Work required: Exact repetition of every entry is required.

┌────────

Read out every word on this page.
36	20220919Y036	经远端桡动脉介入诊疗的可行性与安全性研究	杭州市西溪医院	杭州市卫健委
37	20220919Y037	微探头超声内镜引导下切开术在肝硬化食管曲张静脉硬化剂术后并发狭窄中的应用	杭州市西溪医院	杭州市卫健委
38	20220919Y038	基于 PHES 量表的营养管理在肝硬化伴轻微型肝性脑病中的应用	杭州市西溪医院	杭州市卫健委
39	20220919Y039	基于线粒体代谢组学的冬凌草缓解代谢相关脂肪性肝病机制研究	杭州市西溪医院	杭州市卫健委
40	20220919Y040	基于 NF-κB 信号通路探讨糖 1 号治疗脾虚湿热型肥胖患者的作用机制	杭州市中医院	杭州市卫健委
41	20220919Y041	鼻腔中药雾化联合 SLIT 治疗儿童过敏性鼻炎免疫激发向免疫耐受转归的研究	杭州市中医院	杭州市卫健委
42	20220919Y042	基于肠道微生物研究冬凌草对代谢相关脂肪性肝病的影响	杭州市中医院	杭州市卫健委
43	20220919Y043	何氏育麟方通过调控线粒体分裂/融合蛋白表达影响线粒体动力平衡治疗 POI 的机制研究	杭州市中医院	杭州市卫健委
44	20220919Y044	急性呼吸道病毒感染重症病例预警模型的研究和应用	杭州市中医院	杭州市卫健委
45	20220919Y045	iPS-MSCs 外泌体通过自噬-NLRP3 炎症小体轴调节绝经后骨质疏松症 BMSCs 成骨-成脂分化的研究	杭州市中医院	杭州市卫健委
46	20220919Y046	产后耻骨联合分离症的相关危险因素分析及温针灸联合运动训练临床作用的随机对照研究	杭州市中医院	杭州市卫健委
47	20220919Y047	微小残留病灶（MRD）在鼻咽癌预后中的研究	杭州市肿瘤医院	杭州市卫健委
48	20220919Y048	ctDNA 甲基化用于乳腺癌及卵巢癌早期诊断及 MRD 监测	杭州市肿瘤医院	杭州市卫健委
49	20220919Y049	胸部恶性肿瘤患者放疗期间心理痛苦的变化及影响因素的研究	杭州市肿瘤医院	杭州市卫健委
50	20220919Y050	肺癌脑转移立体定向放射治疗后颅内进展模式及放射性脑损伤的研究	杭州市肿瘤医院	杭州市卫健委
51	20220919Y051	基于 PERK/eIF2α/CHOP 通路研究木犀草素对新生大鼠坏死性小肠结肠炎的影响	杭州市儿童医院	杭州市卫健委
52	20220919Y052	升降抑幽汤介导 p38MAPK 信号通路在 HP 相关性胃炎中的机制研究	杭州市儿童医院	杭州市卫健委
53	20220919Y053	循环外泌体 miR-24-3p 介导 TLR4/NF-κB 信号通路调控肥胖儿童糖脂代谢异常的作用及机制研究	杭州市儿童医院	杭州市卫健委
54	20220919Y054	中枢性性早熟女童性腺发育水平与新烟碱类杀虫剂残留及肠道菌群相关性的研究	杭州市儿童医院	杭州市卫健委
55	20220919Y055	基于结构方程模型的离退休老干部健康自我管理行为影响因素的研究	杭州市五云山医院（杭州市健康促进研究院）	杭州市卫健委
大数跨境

└────────

Written answer:
Read out every word on this page.
36	20220919Y036	经远端桡动脉介入诊疗的可行性与安全性研究	杭州市西溪医院	杭州市卫健委
37	20220919Y037	微探头超声内镜引导下切开术在肝硬化食管曲张静脉硬化剂术后并发狭窄中的应用	杭州市西溪医院	杭州市卫健委
38	20220919Y038	基于 PHES 量表的营养管理在肝硬化伴轻微型肝性脑病中的应用	杭州市西溪医院	杭州市卫健委
39	20220919Y039	基于线粒体代谢组学的冬凌草缓解代谢相关脂肪性肝病机制研究	杭州市西溪医院	杭州市卫健委
40	20220919Y040	基于 NF-κB 信号通路探讨糖 1 号治疗脾虚湿热型肥胖患者的作用机制	杭州市中医院	杭州市卫健委
41	20220919Y041	鼻腔中药雾化联合 SLIT 治疗儿童过敏性鼻炎免疫激发向免疫耐受转归的研究	杭州市中医院	杭州市卫健委
42	20220919Y042	基于肠道微生物研究冬凌草对代谢相关脂肪性肝病的影响	杭州市中医院	杭州市卫健委
43	20220919Y043	何氏育麟方通过调控线粒体分裂/融合蛋白表达影响线粒体动力平衡治疗 POI 的机制研究	杭州市中医院	杭州市卫健委
44	20220919Y044	急性呼吸道病毒感染重症病例预警模型的研究和应用	杭州市中医院	杭州市卫健委
45	20220919Y045	iPS-MSCs 外泌体通过自噬-NLRP3 炎症小体轴调节绝经后骨质疏松症 BMSCs 成骨-成脂分化的研究	杭州市中医院	杭州市卫健委
46	20220919Y046	产后耻骨联合分离症的相关危险因素分析及温针灸联合运动训练临床作用的随机对照研究	杭州市中医院	杭州市卫健委
47	20220919Y047	微小残留病灶（MRD）在鼻咽癌预后中的研究	杭州市肿瘤医院	杭州市卫健委
48	20220919Y048	ctDNA 甲基化用于乳腺癌及卵巢癌早期诊断及 MRD 监测	杭州市肿瘤医院	杭州市卫健委
49	20220919Y049	胸部恶性肿瘤患者放疗期间心理痛苦的变化及影响因素的研究	杭州市肿瘤医院	杭州市卫健委
50	20220919Y050	肺癌脑转移立体定向放射治疗后颅内进展模式及放射性脑损伤的研究	杭州市肿瘤医院	杭州市卫健委
51	20220919Y051	基于 PERK/eIF2α/CHOP 通路研究木犀草素对新生大鼠坏死性小肠结肠炎的影响	杭州市儿童医院	杭州市卫健委
52	20220919Y052	升降抑幽汤介导 p38MAPK 信号通路在 HP 相关性胃炎中的机制研究	杭州市儿童医院	杭州市卫健委
53	20220919Y053	循环外泌体 miR-24-3p 介导 TLR4/NF-κB 信号通路调控肥胖儿童糖脂代谢异常的作用及机制研究	杭州市儿童医院	杭州市卫健委
54	20220919Y054	中枢性性早熟女童性腺发育水平与新烟碱类杀虫剂残留及肠道菌群相关性的研究	杭州市儿童医院	杭州市卫健委
55	20220919Y055	基于结构方程模型的离退休老干部健康自我管理行为影响因素的研究	杭州市五云山医院（杭州市健康促进研究院）	杭州市卫健委
大数跨境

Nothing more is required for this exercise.